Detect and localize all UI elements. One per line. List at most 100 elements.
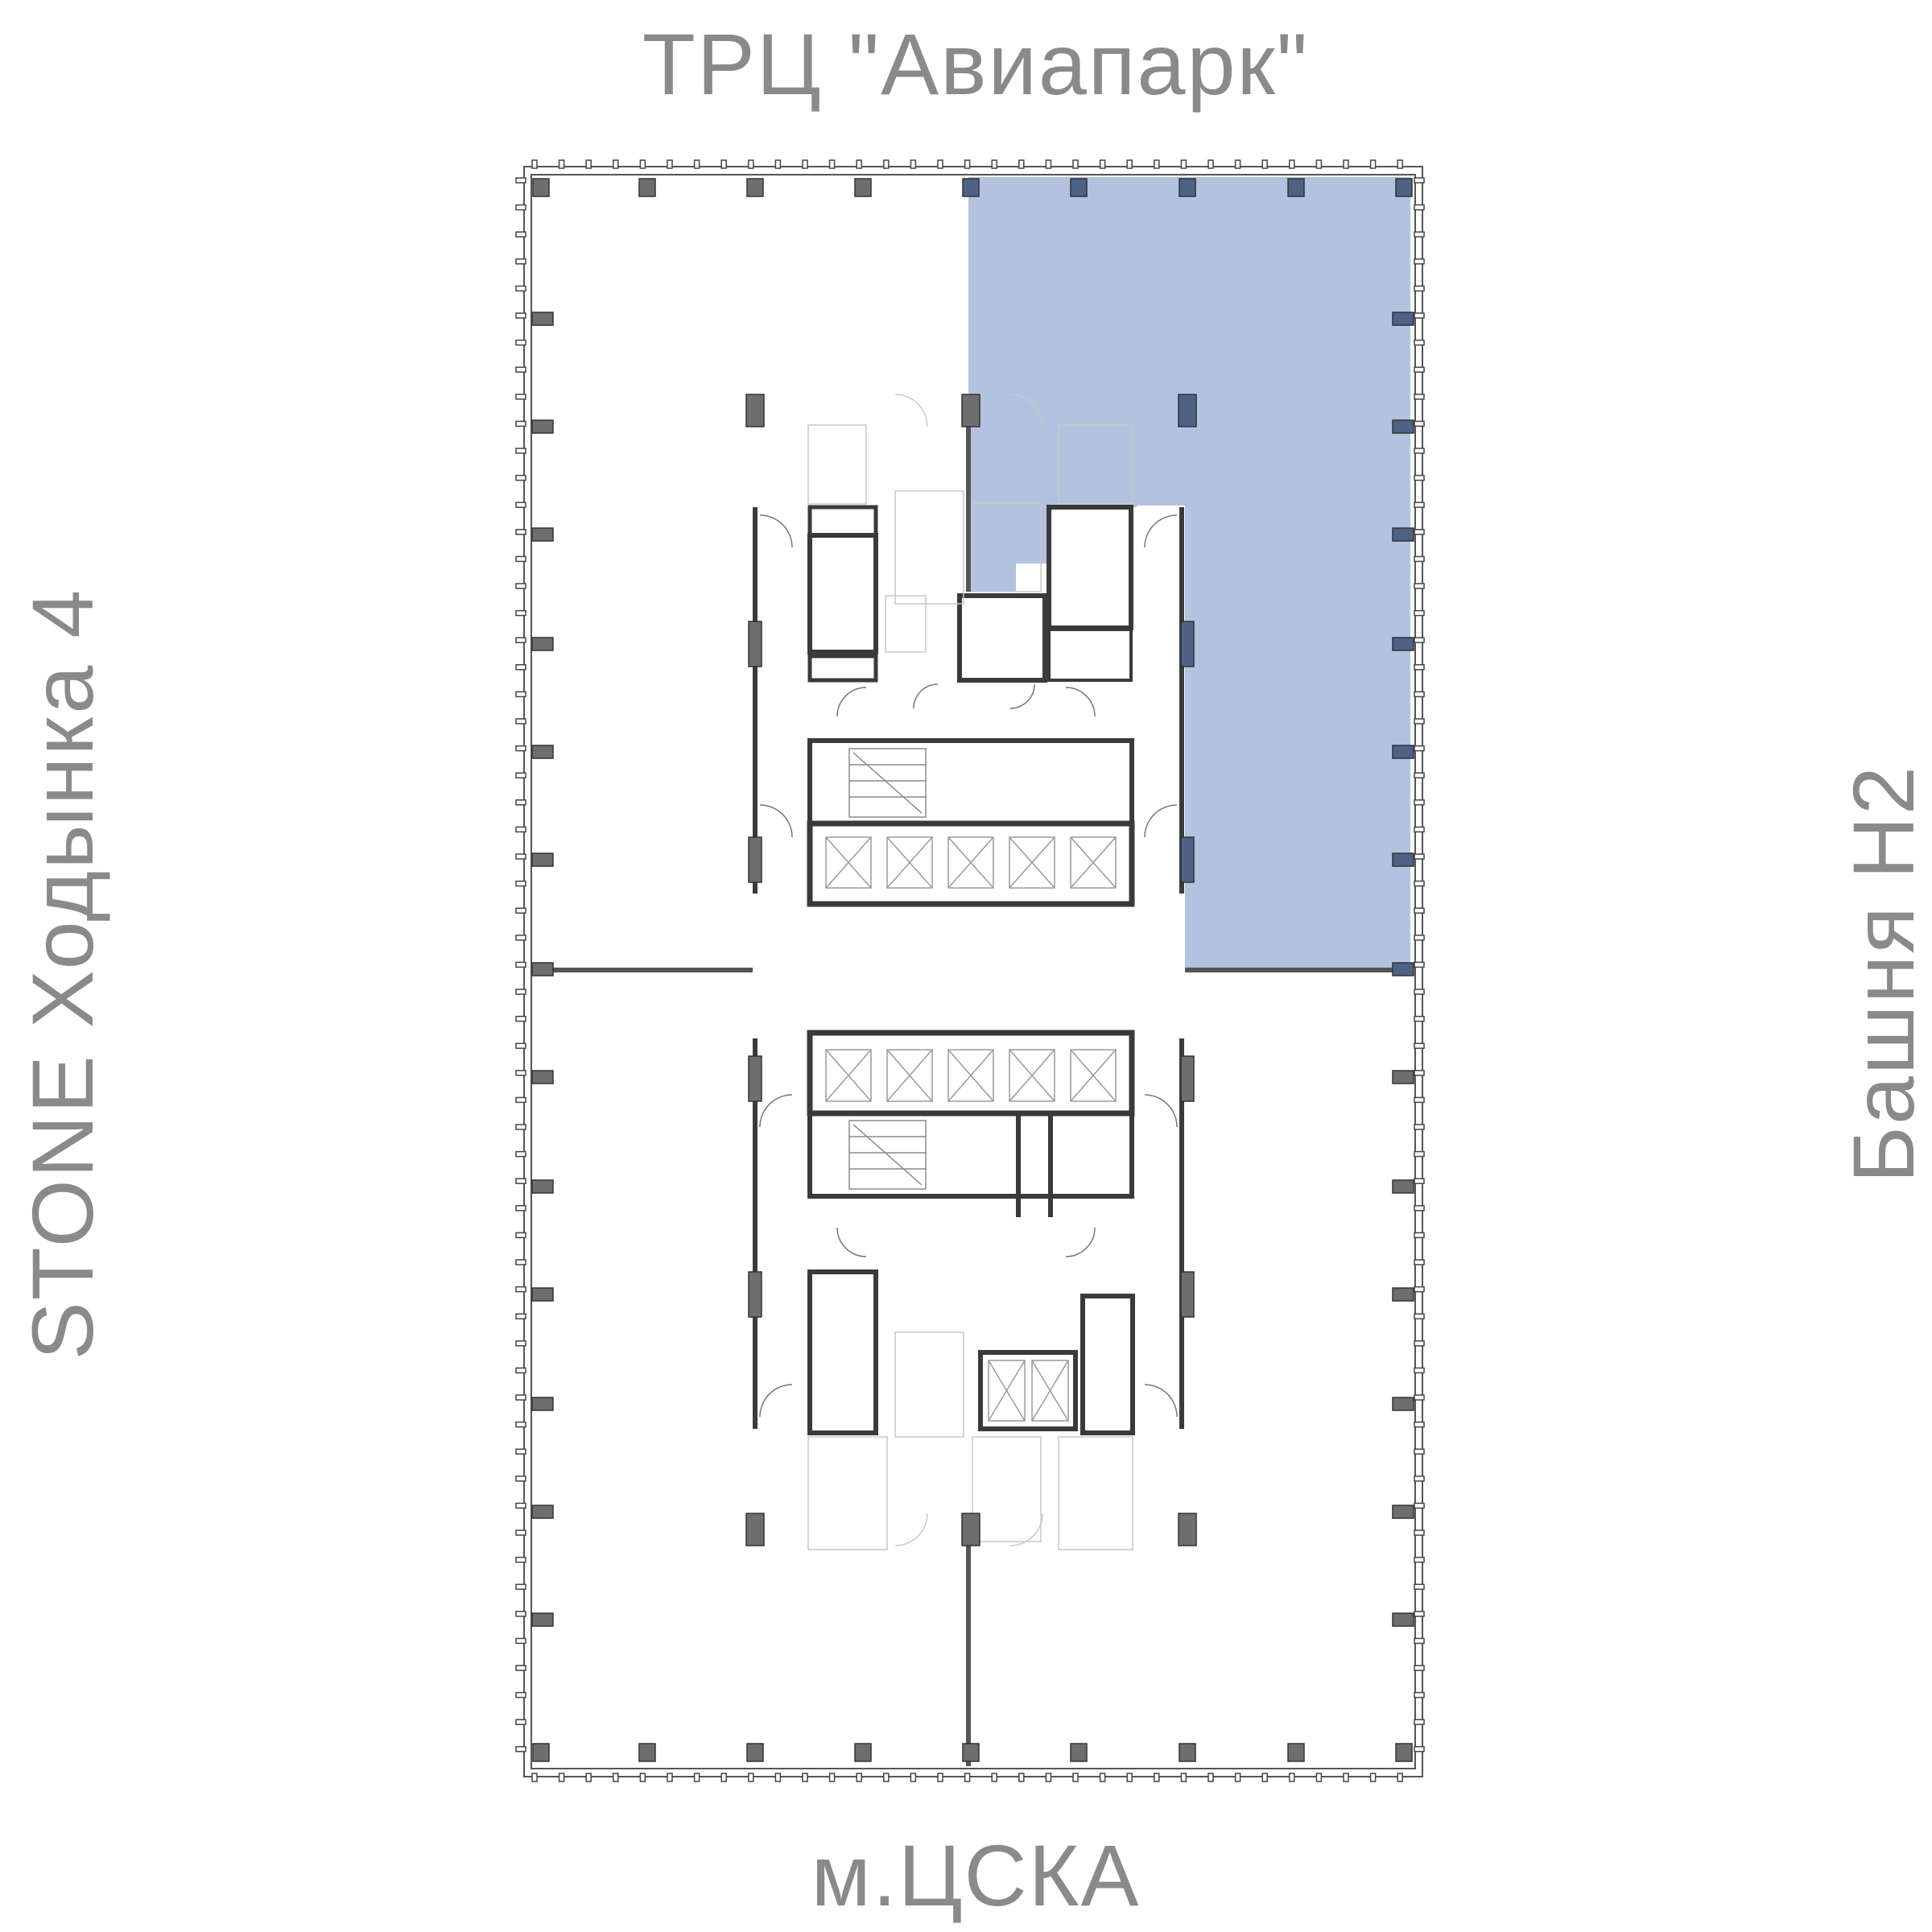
mullion: [1397, 159, 1403, 169]
mullion: [1414, 339, 1425, 346]
mullion: [1414, 1150, 1425, 1158]
mullion: [883, 1773, 890, 1782]
mullion: [828, 1773, 836, 1782]
column: [1392, 527, 1414, 542]
mullion: [1414, 1611, 1425, 1617]
mullion: [1414, 1448, 1425, 1455]
column: [1180, 1271, 1195, 1318]
mullion: [856, 1773, 862, 1782]
mullion: [1369, 159, 1377, 169]
mullion: [1018, 159, 1025, 169]
column: [1392, 1070, 1414, 1084]
mullion: [515, 394, 526, 400]
mullion: [515, 799, 526, 806]
mullion: [1343, 1773, 1349, 1782]
mullion: [515, 1070, 526, 1076]
column: [1392, 1179, 1414, 1194]
mullion: [515, 555, 526, 563]
mullion: [1072, 159, 1079, 169]
mullion: [1414, 1124, 1425, 1130]
elevator-car: [947, 836, 994, 889]
mullion: [515, 718, 526, 724]
mullion: [558, 159, 565, 169]
column: [532, 178, 550, 197]
mullion: [515, 448, 526, 454]
column: [1180, 1055, 1195, 1102]
mullion: [693, 159, 700, 169]
elevator-car: [886, 1049, 933, 1102]
column: [961, 394, 980, 427]
mullion: [515, 1124, 526, 1130]
mullion: [515, 583, 526, 589]
mullion: [910, 159, 917, 169]
mullion: [1414, 691, 1425, 698]
mullion: [1414, 880, 1425, 887]
facade-mullions: [515, 159, 1425, 1782]
column: [1287, 178, 1305, 197]
mullion: [515, 935, 526, 941]
column: [531, 852, 554, 867]
mullion: [910, 1773, 917, 1782]
column: [1392, 1505, 1414, 1519]
elevator-car: [1070, 1049, 1117, 1102]
mullion: [1414, 394, 1425, 400]
mullion: [515, 1691, 526, 1699]
mullion: [1414, 1015, 1425, 1022]
mullion: [1414, 1340, 1425, 1347]
mullion: [515, 989, 526, 995]
structural-columns: [531, 178, 1414, 1762]
mullion: [1343, 159, 1349, 169]
elevator-car: [1031, 1360, 1069, 1422]
column: [531, 1505, 554, 1519]
mullion: [1414, 1286, 1425, 1293]
mullion: [515, 1178, 526, 1184]
column: [531, 419, 554, 434]
elevator-cross: [947, 1049, 994, 1102]
column: [1178, 394, 1197, 427]
mullion: [515, 1637, 526, 1645]
mullion: [1414, 935, 1425, 941]
label-north-aviapark: ТРЦ "Авиапарк": [642, 15, 1310, 113]
elevator-cross: [1070, 836, 1117, 889]
mullion: [1414, 1502, 1425, 1509]
mullion: [1099, 1773, 1106, 1782]
mullion: [515, 1232, 526, 1239]
column: [1395, 178, 1413, 197]
core-walls: [753, 505, 1184, 1435]
mullion: [515, 258, 526, 265]
mullion: [1414, 1394, 1425, 1401]
mullion: [1154, 1773, 1160, 1782]
mullion: [515, 1746, 526, 1752]
mullion: [667, 1773, 673, 1782]
mullion: [1414, 961, 1425, 968]
elevator-cross: [886, 836, 933, 889]
mullion: [515, 609, 526, 617]
mullion: [964, 159, 971, 169]
column: [746, 1743, 764, 1762]
column: [638, 1743, 656, 1762]
elevator-cross: [1009, 836, 1055, 889]
mullion: [1414, 1637, 1425, 1645]
elevator-cross: [825, 1049, 872, 1102]
building-outline: [523, 166, 1423, 1777]
mullion: [1414, 1476, 1425, 1482]
mullion: [774, 159, 782, 169]
column: [1395, 1743, 1413, 1762]
mullion: [828, 159, 836, 169]
mullion: [1099, 159, 1106, 169]
mullion: [991, 1773, 997, 1782]
column: [748, 836, 762, 883]
mullion: [1414, 1096, 1425, 1104]
mullion: [515, 853, 526, 860]
mullion: [1414, 799, 1425, 806]
column: [1392, 419, 1414, 434]
mullion: [515, 1502, 526, 1509]
mullion: [720, 159, 727, 169]
mullion: [1414, 745, 1425, 752]
restroom-fixtures: [807, 394, 1133, 1550]
mullion: [1208, 1773, 1214, 1782]
column: [745, 394, 765, 427]
mullion: [1045, 1773, 1052, 1782]
mullion: [1126, 159, 1133, 169]
mullion: [1234, 1773, 1241, 1782]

DIRECTIONS FOR THIS TASK = Put the part of the data that opens with the line containing "mullion: [1397, 159, 1403, 169]" and closes with the line containing "column: [1392, 1179, 1414, 1194]", both lines included, into a numbered list. Leave out any blank lines.

TASK RESULT =
1. mullion: [1397, 159, 1403, 169]
2. mullion: [1414, 339, 1425, 346]
3. mullion: [1414, 1150, 1425, 1158]
4. mullion: [883, 1773, 890, 1782]
5. mullion: [828, 1773, 836, 1782]
6. column: [1392, 527, 1414, 542]
7. mullion: [1414, 1611, 1425, 1617]
8. mullion: [1414, 1448, 1425, 1455]
9. column: [1180, 1271, 1195, 1318]
10. mullion: [856, 1773, 862, 1782]
11. mullion: [1369, 159, 1377, 169]
12. mullion: [1018, 159, 1025, 169]
13. column: [1392, 1070, 1414, 1084]
14. mullion: [515, 394, 526, 400]
15. mullion: [515, 799, 526, 806]
16. mullion: [1343, 1773, 1349, 1782]
17. mullion: [515, 1070, 526, 1076]
18. column: [1392, 1179, 1414, 1194]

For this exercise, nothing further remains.